Dataset rows →

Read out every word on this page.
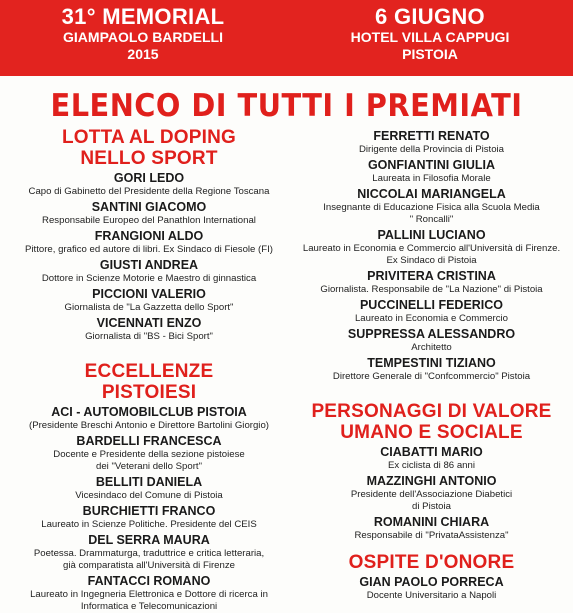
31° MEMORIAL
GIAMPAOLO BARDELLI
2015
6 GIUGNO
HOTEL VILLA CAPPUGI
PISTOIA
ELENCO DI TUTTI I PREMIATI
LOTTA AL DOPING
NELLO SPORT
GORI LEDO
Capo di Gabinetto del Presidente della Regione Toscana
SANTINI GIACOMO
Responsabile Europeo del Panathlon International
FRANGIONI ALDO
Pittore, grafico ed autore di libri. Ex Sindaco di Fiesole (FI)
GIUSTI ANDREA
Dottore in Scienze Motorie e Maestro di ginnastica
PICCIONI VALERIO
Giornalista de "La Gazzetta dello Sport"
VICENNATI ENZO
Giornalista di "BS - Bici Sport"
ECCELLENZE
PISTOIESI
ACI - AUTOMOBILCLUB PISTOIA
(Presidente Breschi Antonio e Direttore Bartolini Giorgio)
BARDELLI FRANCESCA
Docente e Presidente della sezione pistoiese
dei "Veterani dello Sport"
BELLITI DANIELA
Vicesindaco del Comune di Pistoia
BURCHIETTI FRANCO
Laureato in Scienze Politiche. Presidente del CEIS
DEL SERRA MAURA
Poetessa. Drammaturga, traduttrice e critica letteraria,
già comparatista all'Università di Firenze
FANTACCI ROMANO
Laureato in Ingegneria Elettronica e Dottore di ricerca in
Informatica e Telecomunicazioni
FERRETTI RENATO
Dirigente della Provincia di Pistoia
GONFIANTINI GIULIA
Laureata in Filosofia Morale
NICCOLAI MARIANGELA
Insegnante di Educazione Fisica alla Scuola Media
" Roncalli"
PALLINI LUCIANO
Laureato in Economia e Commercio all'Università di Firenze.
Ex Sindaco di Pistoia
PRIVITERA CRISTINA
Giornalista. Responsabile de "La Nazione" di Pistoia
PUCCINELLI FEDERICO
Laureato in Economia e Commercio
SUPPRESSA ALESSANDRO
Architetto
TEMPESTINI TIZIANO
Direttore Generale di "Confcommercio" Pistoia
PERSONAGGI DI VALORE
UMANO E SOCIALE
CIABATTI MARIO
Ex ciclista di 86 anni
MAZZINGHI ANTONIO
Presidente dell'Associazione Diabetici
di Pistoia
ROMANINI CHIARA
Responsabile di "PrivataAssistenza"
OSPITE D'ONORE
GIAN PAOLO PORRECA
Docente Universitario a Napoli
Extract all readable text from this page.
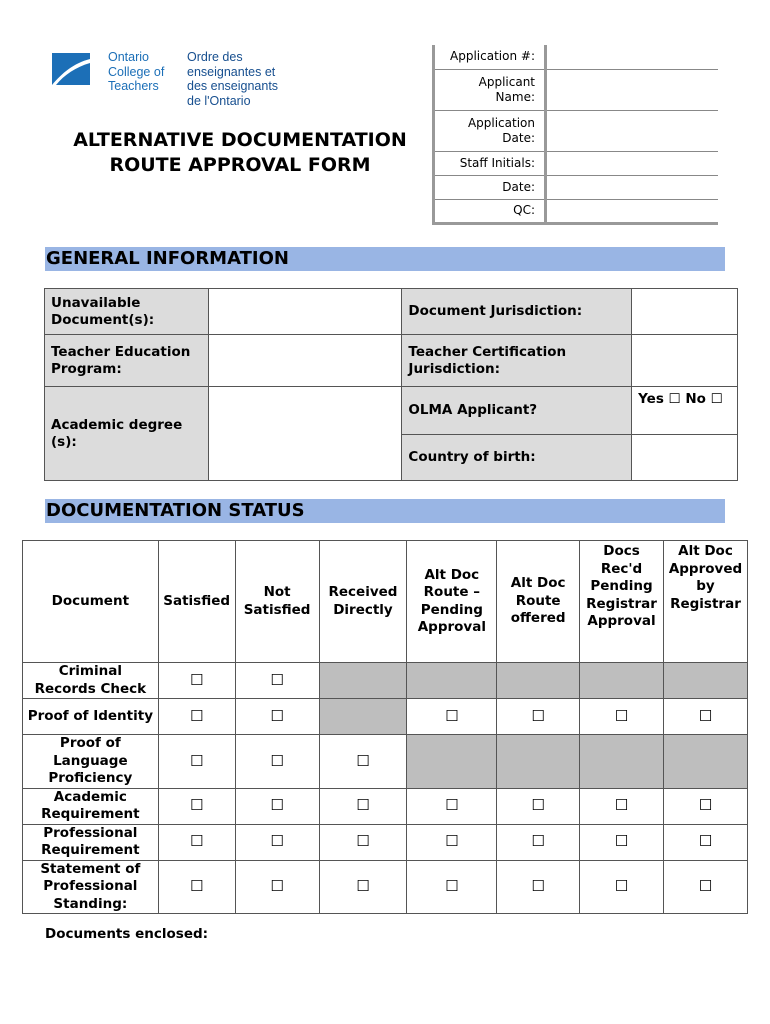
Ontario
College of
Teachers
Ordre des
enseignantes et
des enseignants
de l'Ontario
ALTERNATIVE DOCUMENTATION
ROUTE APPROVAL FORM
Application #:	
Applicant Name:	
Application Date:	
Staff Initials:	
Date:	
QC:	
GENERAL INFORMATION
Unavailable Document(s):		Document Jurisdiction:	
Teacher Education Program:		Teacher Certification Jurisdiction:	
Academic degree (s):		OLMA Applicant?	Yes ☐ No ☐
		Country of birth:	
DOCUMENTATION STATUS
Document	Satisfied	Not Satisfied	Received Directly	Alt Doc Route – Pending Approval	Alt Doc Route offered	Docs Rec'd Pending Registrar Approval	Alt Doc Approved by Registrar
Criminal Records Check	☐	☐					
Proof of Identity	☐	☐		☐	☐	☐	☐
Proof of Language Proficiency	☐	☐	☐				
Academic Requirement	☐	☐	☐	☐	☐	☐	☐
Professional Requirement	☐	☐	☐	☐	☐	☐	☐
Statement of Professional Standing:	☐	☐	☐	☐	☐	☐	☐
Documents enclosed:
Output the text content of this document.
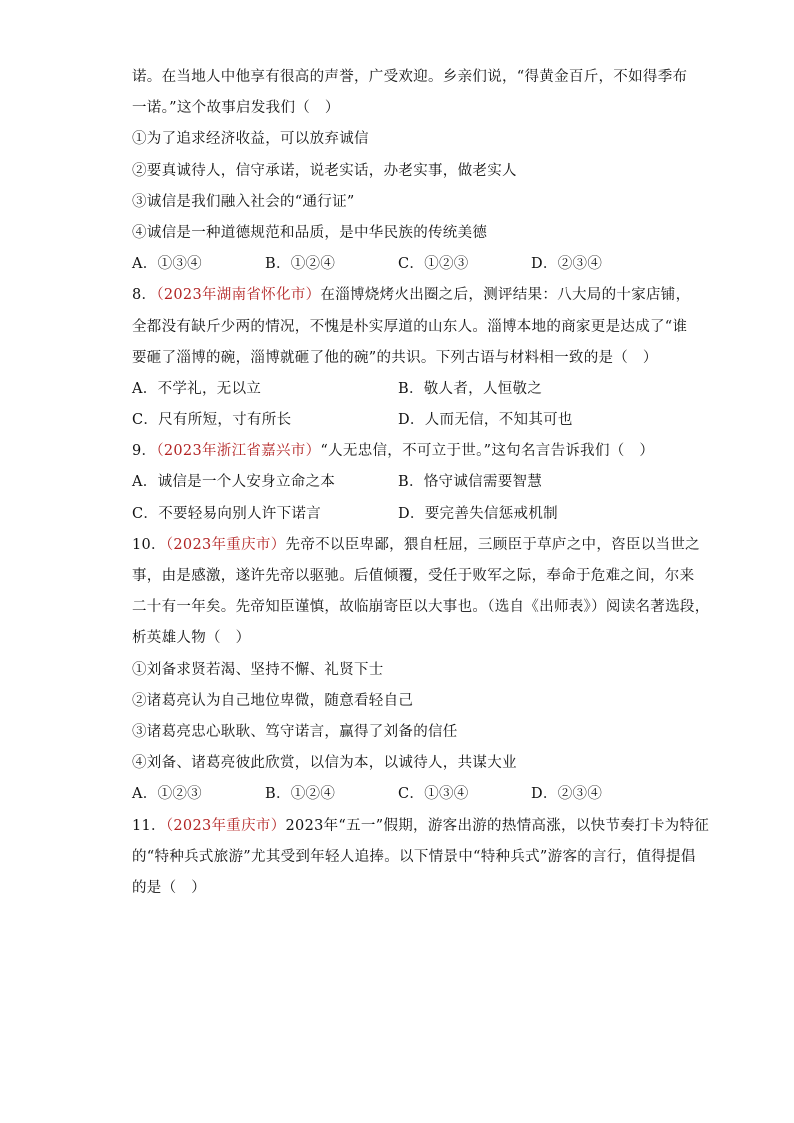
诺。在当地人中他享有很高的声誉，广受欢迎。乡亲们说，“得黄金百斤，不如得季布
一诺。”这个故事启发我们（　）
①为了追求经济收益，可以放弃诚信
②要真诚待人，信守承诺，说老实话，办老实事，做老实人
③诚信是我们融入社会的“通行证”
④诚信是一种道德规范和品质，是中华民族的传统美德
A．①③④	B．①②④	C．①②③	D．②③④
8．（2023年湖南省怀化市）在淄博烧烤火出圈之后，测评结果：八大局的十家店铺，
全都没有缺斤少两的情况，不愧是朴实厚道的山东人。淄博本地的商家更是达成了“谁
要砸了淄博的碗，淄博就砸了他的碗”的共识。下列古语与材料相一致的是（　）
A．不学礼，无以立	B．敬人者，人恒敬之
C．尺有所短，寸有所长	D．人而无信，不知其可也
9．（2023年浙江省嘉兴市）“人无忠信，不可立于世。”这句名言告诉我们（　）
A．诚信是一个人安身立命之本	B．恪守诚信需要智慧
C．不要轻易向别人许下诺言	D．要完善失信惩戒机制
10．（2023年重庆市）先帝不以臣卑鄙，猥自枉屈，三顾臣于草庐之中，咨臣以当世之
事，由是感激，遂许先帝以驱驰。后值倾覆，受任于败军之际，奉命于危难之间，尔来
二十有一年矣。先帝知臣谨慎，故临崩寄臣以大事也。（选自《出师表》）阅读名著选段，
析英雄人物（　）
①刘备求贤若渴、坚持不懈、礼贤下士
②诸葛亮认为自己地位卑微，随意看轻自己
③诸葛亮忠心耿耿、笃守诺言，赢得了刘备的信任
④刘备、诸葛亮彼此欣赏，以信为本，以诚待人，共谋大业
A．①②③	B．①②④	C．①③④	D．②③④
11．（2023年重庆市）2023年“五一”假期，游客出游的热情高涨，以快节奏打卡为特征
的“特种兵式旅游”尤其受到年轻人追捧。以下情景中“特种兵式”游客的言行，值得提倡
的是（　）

What you have to do →
Pictures don't belong in the copy. Restate all the entries exactly.

Complete output →
Read out every word on this page.
31° MEMORIAL
GIAMPAOLO BARDELLI
2015
6 GIUGNO
HOTEL VILLA CAPPUGI
PISTOIA
ELENCO DI TUTTI I PREMIATI
LOTTA AL DOPING
NELLO SPORT
GORI LEDO
Capo di Gabinetto del Presidente della Regione Toscana
SANTINI GIACOMO
Responsabile Europeo del Panathlon International
FRANGIONI ALDO
Pittore, grafico ed autore di libri. Ex Sindaco di Fiesole (FI)
GIUSTI ANDREA
Dottore in Scienze Motorie e Maestro di ginnastica
PICCIONI VALERIO
Giornalista de "La Gazzetta dello Sport"
VICENNATI ENZO
Giornalista di "BS - Bici Sport"
ECCELLENZE
PISTOIESI
ACI - AUTOMOBILCLUB PISTOIA
(Presidente Breschi Antonio e Direttore Bartolini Giorgio)
BARDELLI FRANCESCA
Docente e Presidente della sezione pistoiese
dei "Veterani dello Sport"
BELLITI DANIELA
Vicesindaco del Comune di Pistoia
BURCHIETTI FRANCO
Laureato in Scienze Politiche. Presidente del CEIS
DEL SERRA MAURA
Poetessa. Drammaturga, traduttrice e critica letteraria,
già comparatista all'Università di Firenze
FANTACCI ROMANO
Laureato in Ingegneria Elettronica e Dottore di ricerca in
Informatica e Telecomunicazioni
FERRETTI RENATO
Dirigente della Provincia di Pistoia
GONFIANTINI GIULIA
Laureata in Filosofia Morale
NICCOLAI MARIANGELA
Insegnante di Educazione Fisica alla Scuola Media
" Roncalli"
PALLINI LUCIANO
Laureato in Economia e Commercio all'Università di Firenze.
Ex Sindaco di Pistoia
PRIVITERA CRISTINA
Giornalista. Responsabile de "La Nazione" di Pistoia
PUCCINELLI FEDERICO
Laureato in Economia e Commercio
SUPPRESSA ALESSANDRO
Architetto
TEMPESTINI TIZIANO
Direttore Generale di "Confcommercio" Pistoia
PERSONAGGI DI VALORE
UMANO E SOCIALE
CIABATTI MARIO
Ex ciclista di 86 anni
MAZZINGHI ANTONIO
Presidente dell'Associazione Diabetici
di Pistoia
ROMANINI CHIARA
Responsabile di "PrivataAssistenza"
OSPITE D'ONORE
GIAN PAOLO PORRECA
Docente Universitario a Napoli
Extract all readable text from this page.
Ontario
College of
Teachers
Ordre des
enseignantes et
des enseignants
de l'Ontario
ALTERNATIVE DOCUMENTATION
ROUTE APPROVAL FORM
Application #:	
Applicant Name:	
Application Date:	
Staff Initials:	
Date:	
QC:	
GENERAL INFORMATION
Unavailable Document(s):		Document Jurisdiction:	
Teacher Education Program:		Teacher Certification Jurisdiction:	
Academic degree (s):		OLMA Applicant?	Yes ☐ No ☐
		Country of birth:	
DOCUMENTATION STATUS
Document	Satisfied	Not Satisfied	Received Directly	Alt Doc Route – Pending Approval	Alt Doc Route offered	Docs Rec'd Pending Registrar Approval	Alt Doc Approved by Registrar
Criminal Records Check	☐	☐					
Proof of Identity	☐	☐		☐	☐	☐	☐
Proof of Language Proficiency	☐	☐	☐				
Academic Requirement	☐	☐	☐	☐	☐	☐	☐
Professional Requirement	☐	☐	☐	☐	☐	☐	☐
Statement of Professional Standing:	☐	☐	☐	☐	☐	☐	☐
Documents enclosed:
Output the text content of this document.
诺。在当地人中他享有很高的声誉，广受欢迎。乡亲们说，“得黄金百斤，不如得季布
一诺。”这个故事启发我们（　）
①为了追求经济收益，可以放弃诚信
②要真诚待人，信守承诺，说老实话，办老实事，做老实人
③诚信是我们融入社会的“通行证”
④诚信是一种道德规范和品质，是中华民族的传统美德
A．①③④	B．①②④	C．①②③	D．②③④
8．（2023年湖南省怀化市）在淄博烧烤火出圈之后，测评结果：八大局的十家店铺，
全都没有缺斤少两的情况，不愧是朴实厚道的山东人。淄博本地的商家更是达成了“谁
要砸了淄博的碗，淄博就砸了他的碗”的共识。下列古语与材料相一致的是（　）
A．不学礼，无以立	B．敬人者，人恒敬之
C．尺有所短，寸有所长	D．人而无信，不知其可也
9．（2023年浙江省嘉兴市）“人无忠信，不可立于世。”这句名言告诉我们（　）
A．诚信是一个人安身立命之本	B．恪守诚信需要智慧
C．不要轻易向别人许下诺言	D．要完善失信惩戒机制
10．（2023年重庆市）先帝不以臣卑鄙，猥自枉屈，三顾臣于草庐之中，咨臣以当世之
事，由是感激，遂许先帝以驱驰。后值倾覆，受任于败军之际，奉命于危难之间，尔来
二十有一年矣。先帝知臣谨慎，故临崩寄臣以大事也。（选自《出师表》）阅读名著选段，
析英雄人物（　）
①刘备求贤若渴、坚持不懈、礼贤下士
②诸葛亮认为自己地位卑微，随意看轻自己
③诸葛亮忠心耿耿、笃守诺言，赢得了刘备的信任
④刘备、诸葛亮彼此欣赏，以信为本，以诚待人，共谋大业
A．①②③	B．①②④	C．①③④	D．②③④
11．（2023年重庆市）2023年“五一”假期，游客出游的热情高涨，以快节奏打卡为特征
的“特种兵式旅游”尤其受到年轻人追捧。以下情景中“特种兵式”游客的言行，值得提倡
的是（　）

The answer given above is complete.